▸ **Your instructions**: Filter for the word "grand" and keep each matching line.

[Data records]
━━━━━━━━

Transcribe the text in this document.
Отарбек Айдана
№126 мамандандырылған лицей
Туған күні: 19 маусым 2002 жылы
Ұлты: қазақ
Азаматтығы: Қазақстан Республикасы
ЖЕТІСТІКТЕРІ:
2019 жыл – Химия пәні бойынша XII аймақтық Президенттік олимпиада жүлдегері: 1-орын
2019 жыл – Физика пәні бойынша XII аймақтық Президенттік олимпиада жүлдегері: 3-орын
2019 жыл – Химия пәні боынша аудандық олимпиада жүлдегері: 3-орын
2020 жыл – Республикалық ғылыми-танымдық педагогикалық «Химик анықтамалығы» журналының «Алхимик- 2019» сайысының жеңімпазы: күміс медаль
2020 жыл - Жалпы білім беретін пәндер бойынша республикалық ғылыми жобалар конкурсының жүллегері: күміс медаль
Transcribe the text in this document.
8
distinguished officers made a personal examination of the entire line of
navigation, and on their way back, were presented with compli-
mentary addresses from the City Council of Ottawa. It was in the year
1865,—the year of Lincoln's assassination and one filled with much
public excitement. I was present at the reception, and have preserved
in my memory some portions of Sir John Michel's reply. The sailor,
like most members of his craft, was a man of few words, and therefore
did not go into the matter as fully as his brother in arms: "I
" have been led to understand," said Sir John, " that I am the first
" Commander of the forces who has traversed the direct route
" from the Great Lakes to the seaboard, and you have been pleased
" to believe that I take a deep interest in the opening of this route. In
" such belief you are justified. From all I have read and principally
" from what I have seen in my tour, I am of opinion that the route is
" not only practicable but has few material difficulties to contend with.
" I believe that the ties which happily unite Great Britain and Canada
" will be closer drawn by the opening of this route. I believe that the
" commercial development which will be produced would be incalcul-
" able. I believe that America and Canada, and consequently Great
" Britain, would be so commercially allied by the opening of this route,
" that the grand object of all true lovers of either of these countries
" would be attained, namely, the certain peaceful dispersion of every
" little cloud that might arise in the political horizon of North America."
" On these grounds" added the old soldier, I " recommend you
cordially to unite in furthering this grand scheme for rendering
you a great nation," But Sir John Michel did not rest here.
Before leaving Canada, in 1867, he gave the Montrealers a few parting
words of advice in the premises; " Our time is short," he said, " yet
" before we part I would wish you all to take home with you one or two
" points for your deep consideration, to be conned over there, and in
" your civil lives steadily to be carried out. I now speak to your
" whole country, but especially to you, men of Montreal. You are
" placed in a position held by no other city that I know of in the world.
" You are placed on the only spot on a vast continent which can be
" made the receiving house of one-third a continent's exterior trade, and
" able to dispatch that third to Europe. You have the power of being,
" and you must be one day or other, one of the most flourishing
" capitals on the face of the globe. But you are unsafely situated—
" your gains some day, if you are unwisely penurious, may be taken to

━━━━━━━━

▸ **Exercise result**:
" that the grand object of all true lovers of either of these countries
cordially to unite in furthering this grand scheme for rendering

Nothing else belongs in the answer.